** start Supplied data **

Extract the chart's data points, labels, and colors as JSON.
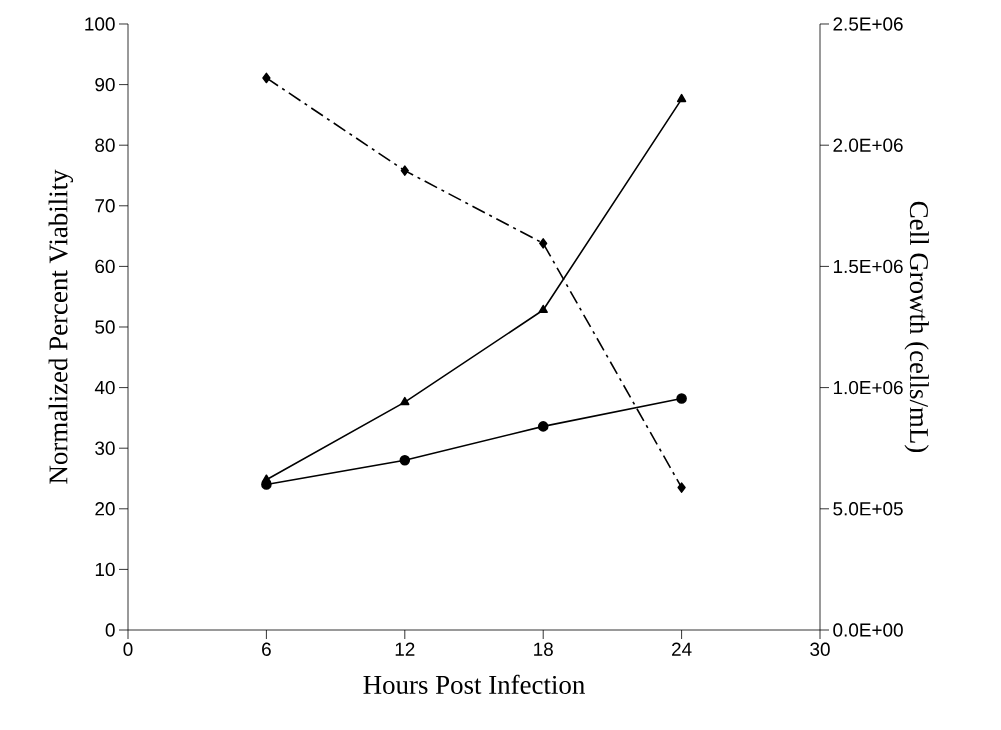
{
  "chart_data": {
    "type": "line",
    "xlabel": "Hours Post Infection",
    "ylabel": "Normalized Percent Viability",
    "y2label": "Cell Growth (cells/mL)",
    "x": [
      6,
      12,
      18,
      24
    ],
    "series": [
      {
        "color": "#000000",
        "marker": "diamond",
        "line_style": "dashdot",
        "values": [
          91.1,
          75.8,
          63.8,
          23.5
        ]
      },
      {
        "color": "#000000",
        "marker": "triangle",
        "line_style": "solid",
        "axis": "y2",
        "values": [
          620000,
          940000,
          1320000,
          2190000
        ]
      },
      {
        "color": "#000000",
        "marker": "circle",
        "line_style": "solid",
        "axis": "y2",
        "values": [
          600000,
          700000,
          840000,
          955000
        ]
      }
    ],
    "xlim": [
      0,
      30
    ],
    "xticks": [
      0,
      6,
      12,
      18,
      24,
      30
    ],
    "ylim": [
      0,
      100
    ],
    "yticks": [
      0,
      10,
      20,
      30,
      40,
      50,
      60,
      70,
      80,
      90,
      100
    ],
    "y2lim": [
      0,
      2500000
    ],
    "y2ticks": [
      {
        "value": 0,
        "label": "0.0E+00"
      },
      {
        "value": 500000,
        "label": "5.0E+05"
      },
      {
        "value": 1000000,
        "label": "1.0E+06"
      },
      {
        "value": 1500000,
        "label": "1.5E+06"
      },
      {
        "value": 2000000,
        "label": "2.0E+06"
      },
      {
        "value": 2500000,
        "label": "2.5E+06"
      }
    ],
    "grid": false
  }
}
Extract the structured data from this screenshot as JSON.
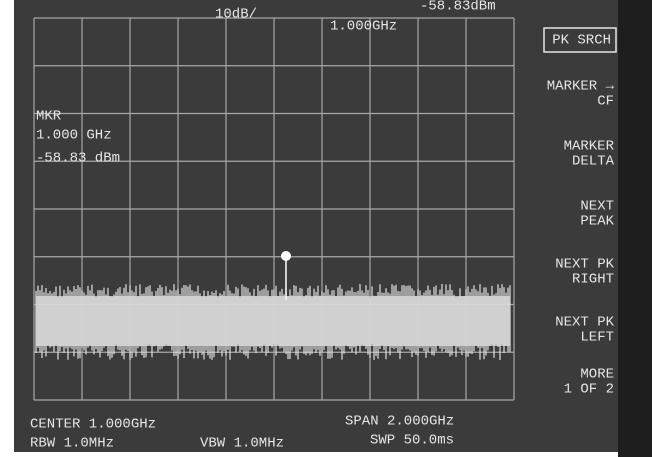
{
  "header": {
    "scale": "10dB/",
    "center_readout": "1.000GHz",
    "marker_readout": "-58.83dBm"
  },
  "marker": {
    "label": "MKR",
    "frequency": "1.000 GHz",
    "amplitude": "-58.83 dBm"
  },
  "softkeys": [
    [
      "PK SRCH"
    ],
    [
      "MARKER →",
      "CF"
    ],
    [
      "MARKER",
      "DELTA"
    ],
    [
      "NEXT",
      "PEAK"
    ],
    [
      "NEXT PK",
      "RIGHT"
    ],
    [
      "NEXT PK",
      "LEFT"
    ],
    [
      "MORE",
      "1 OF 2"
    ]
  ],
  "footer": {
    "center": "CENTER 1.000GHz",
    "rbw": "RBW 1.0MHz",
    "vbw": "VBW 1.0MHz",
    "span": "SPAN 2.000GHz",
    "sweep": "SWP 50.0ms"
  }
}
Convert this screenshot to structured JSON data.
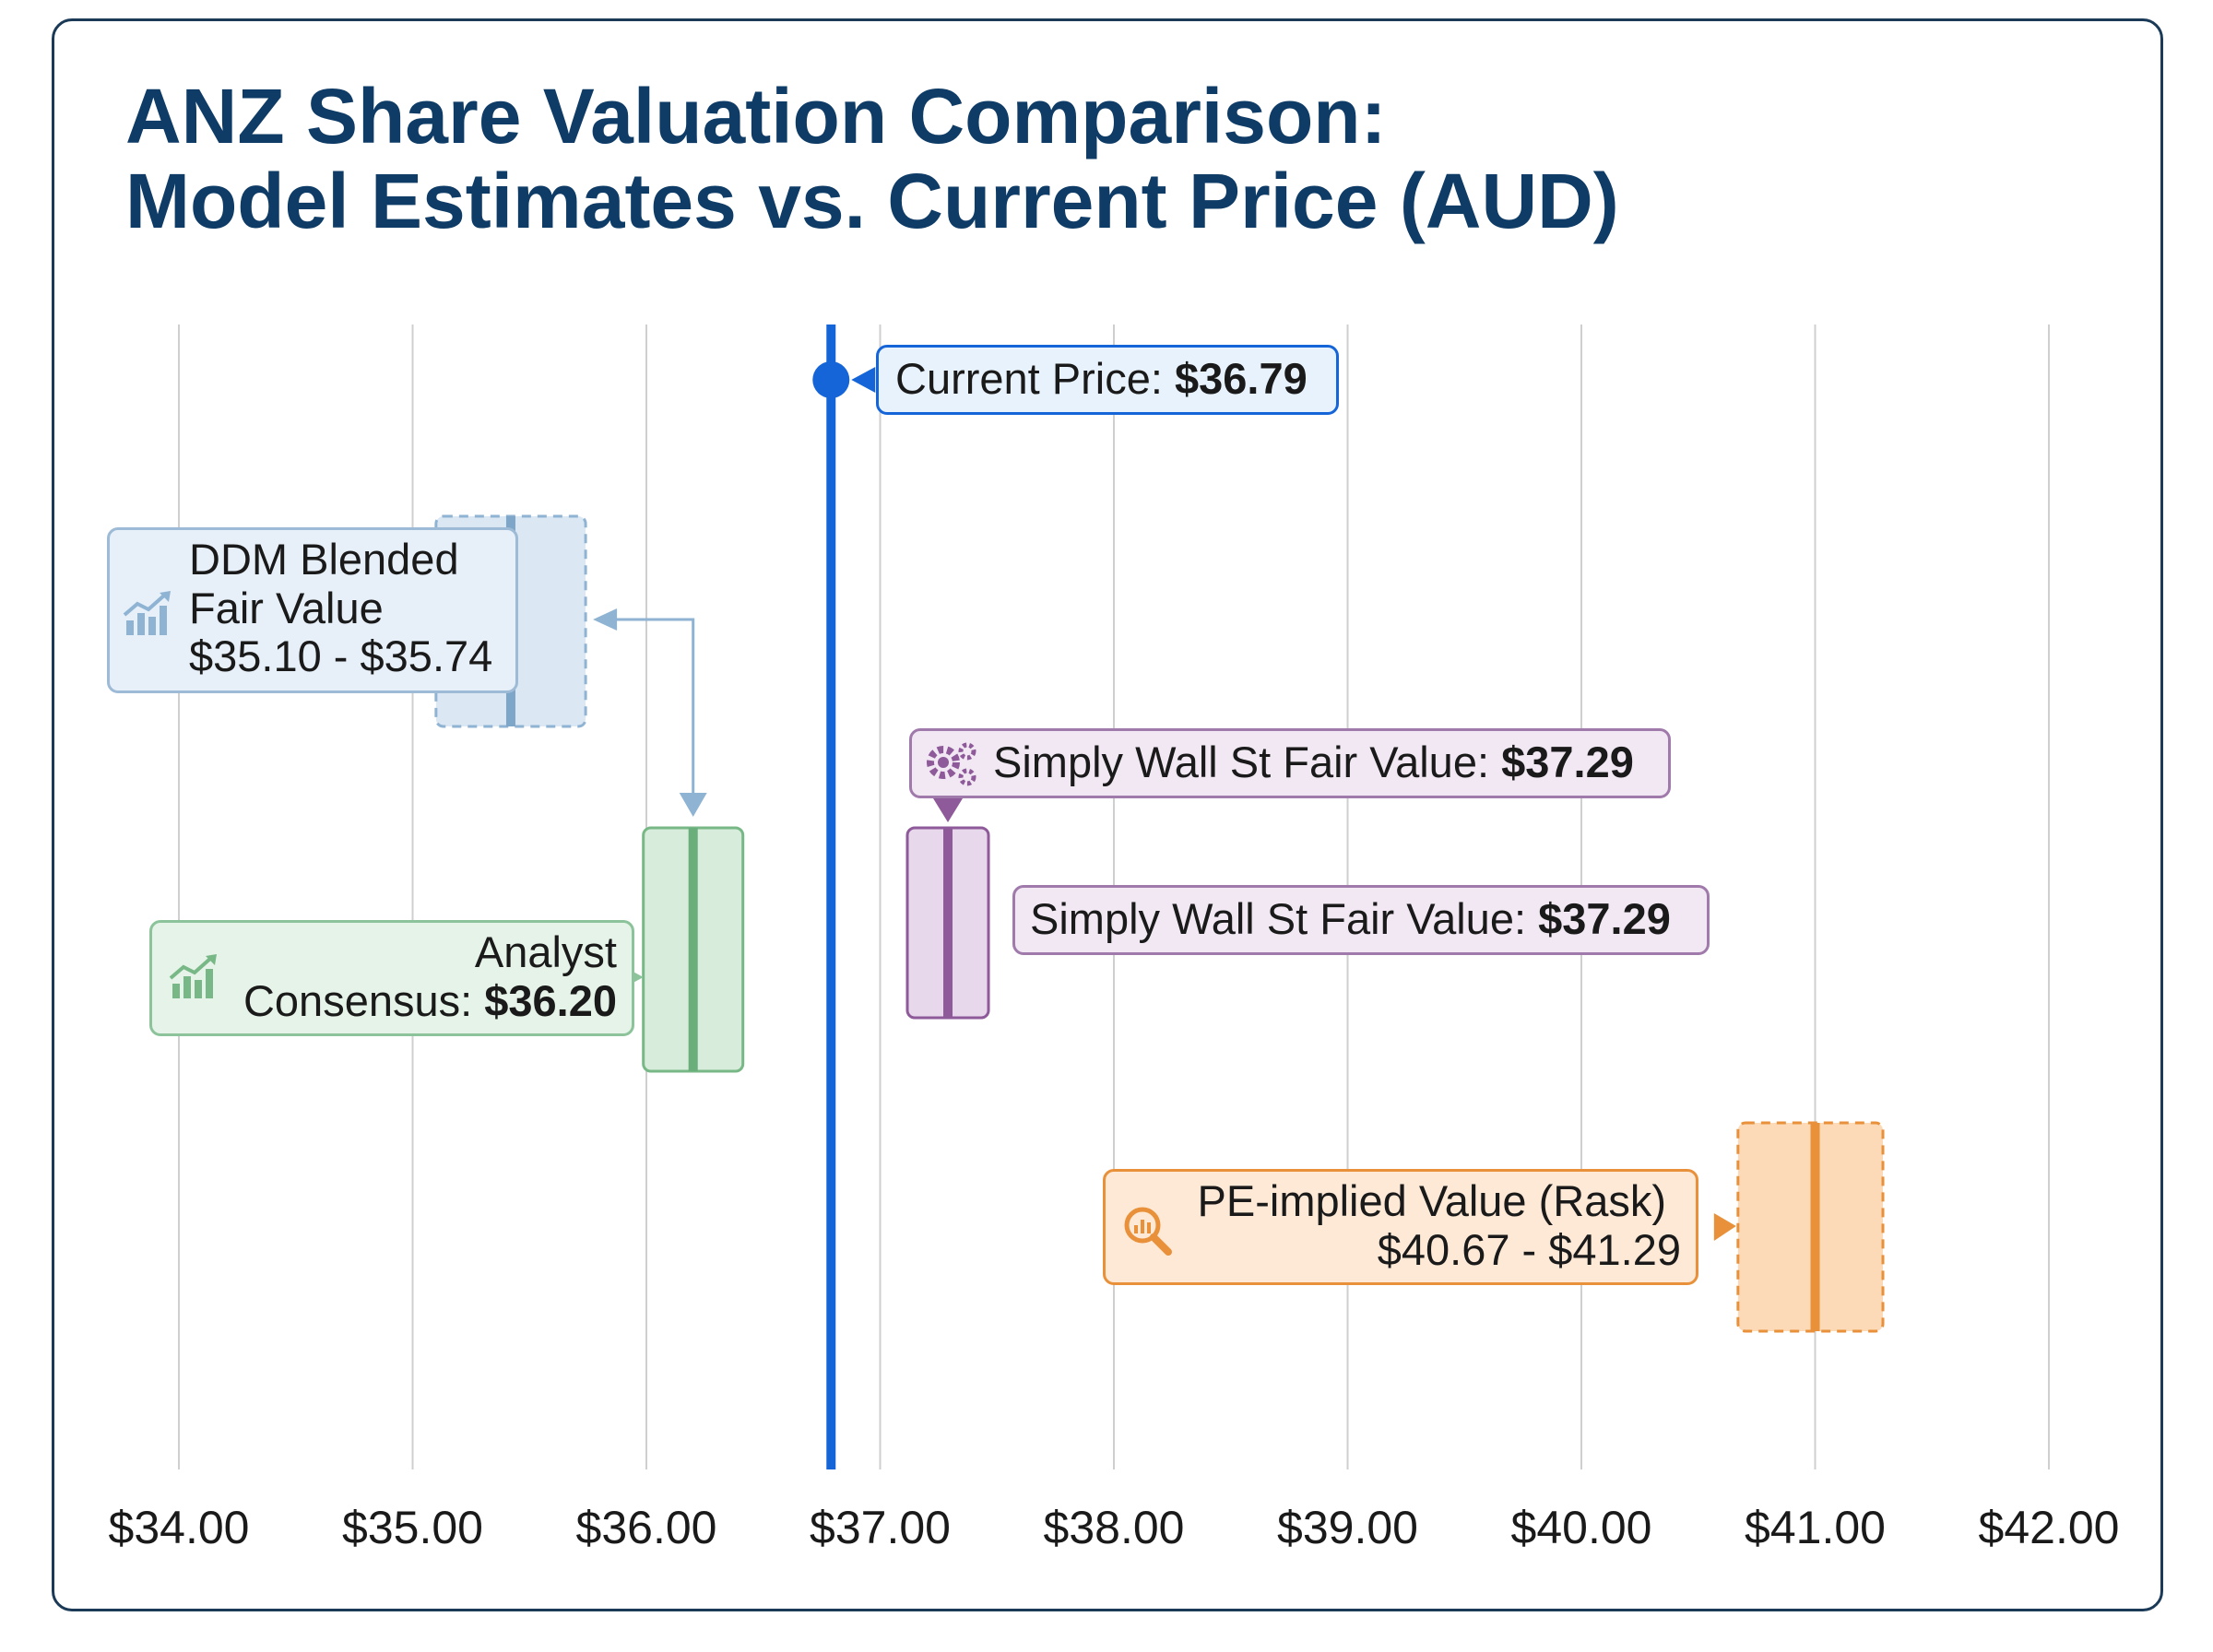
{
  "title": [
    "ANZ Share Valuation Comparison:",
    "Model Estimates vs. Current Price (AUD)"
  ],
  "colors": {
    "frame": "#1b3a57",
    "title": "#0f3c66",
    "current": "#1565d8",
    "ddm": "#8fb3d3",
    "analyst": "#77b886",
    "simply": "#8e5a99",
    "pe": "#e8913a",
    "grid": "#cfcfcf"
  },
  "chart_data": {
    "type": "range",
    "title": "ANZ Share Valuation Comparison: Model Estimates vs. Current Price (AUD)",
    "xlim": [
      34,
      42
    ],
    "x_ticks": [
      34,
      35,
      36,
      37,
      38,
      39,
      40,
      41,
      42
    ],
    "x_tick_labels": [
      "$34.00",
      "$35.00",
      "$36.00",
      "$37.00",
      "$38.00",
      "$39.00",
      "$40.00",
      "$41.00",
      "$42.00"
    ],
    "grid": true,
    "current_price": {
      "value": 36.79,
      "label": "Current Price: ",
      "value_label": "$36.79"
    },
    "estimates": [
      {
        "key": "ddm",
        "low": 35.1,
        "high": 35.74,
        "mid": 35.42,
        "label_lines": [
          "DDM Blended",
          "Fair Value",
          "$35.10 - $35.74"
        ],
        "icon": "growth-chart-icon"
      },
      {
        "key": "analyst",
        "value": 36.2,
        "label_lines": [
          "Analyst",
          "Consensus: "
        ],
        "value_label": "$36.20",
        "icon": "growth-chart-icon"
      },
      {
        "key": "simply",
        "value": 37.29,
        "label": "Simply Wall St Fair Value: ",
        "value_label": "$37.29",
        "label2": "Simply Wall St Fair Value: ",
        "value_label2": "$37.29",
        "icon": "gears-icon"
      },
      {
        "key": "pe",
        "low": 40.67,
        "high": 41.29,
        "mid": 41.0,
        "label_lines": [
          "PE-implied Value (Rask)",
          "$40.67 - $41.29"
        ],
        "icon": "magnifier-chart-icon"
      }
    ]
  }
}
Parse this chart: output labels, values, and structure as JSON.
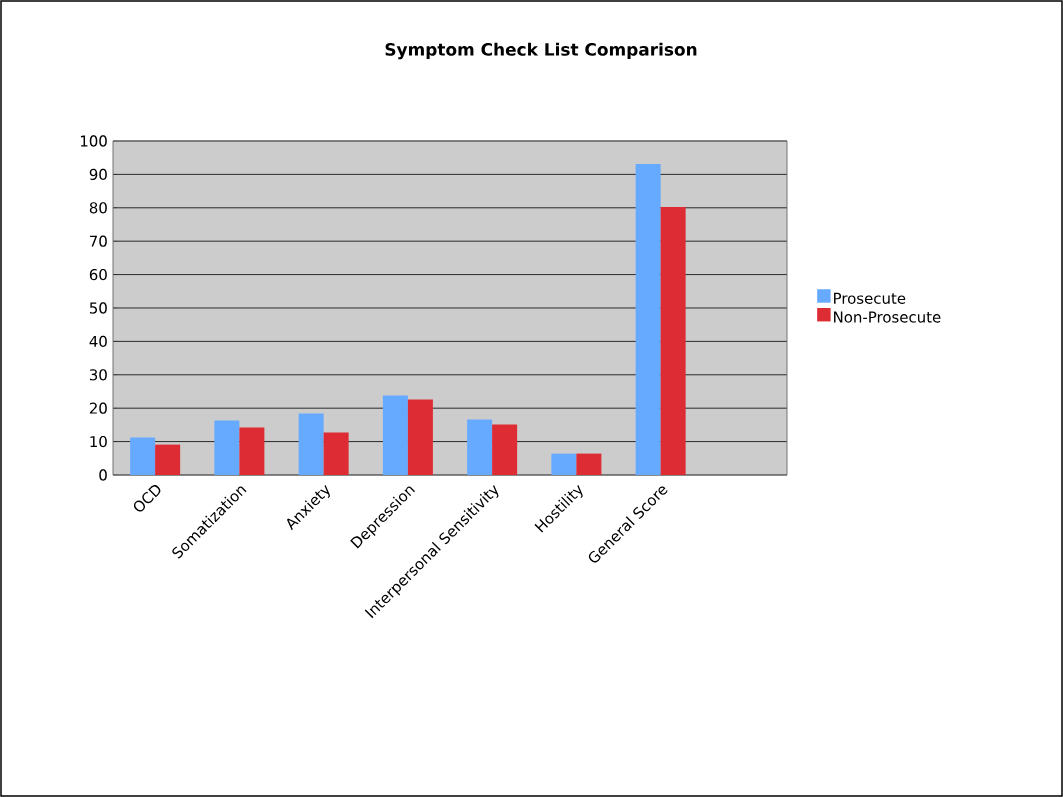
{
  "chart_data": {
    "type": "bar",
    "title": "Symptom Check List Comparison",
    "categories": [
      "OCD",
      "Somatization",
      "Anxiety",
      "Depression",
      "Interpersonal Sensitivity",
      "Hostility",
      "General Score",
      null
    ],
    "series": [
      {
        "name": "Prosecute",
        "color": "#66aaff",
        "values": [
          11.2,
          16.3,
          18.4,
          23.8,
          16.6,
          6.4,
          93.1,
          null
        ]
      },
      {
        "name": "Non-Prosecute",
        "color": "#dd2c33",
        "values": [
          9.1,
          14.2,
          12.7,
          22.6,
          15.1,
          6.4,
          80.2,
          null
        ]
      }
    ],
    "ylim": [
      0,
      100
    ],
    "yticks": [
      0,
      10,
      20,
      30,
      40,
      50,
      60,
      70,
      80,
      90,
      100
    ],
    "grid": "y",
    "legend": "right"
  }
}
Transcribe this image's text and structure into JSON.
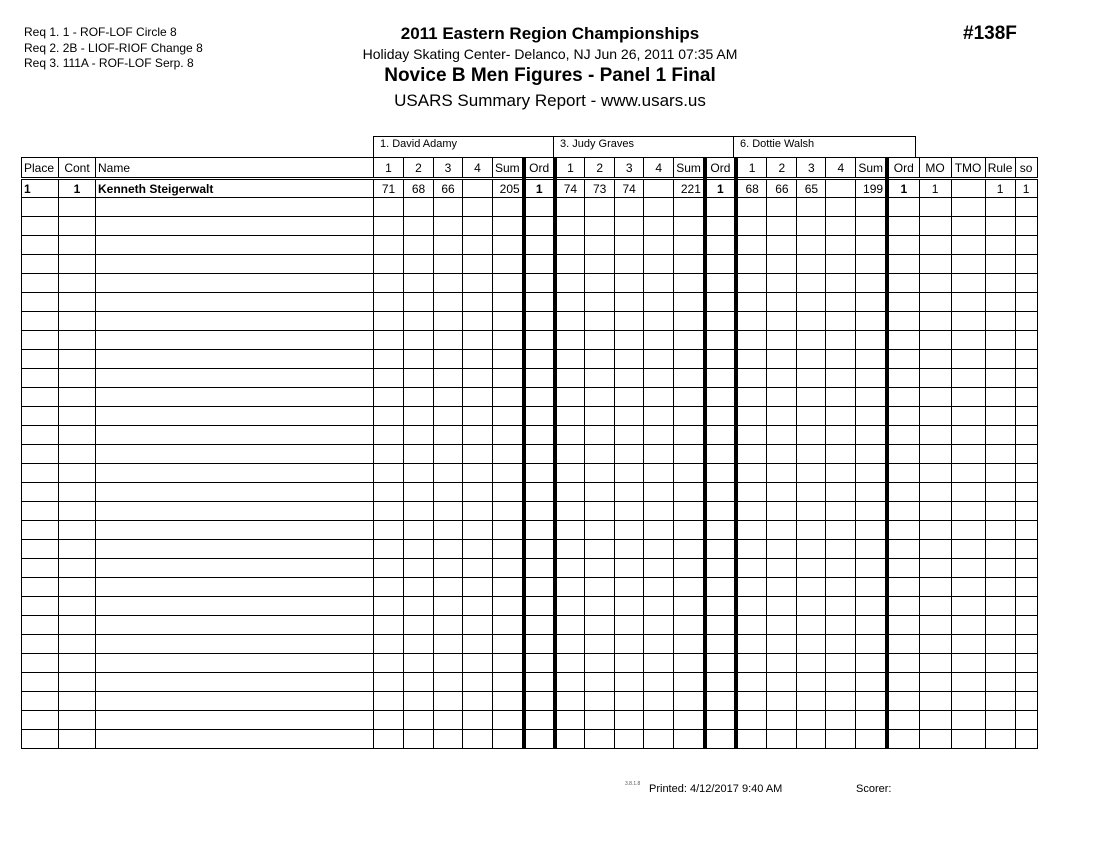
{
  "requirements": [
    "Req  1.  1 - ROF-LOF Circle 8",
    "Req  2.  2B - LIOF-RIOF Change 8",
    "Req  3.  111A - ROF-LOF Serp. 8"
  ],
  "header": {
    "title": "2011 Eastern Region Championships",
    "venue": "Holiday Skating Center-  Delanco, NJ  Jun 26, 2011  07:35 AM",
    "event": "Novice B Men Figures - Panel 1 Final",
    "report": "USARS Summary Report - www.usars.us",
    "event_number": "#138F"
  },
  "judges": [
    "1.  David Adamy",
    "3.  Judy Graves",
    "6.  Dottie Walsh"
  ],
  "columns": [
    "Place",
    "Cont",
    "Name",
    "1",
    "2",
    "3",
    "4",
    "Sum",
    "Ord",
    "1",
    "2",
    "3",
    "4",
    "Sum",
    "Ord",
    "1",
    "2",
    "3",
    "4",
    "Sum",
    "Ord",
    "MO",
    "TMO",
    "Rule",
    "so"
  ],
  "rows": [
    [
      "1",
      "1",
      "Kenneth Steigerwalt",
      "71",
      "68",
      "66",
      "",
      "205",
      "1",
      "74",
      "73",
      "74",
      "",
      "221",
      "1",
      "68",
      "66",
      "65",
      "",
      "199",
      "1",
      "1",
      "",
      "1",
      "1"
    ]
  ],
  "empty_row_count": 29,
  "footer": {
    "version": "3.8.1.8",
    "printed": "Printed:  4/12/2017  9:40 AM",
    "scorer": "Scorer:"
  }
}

** end Supplied data **

— Task directions —
Read the lines above. Gather those in which the string "icon" is found.

— Exercise response —
        "icon": "growth-chart-icon"
        "icon": "growth-chart-icon"
        "icon": "gears-icon"
        "icon": "magnifier-chart-icon"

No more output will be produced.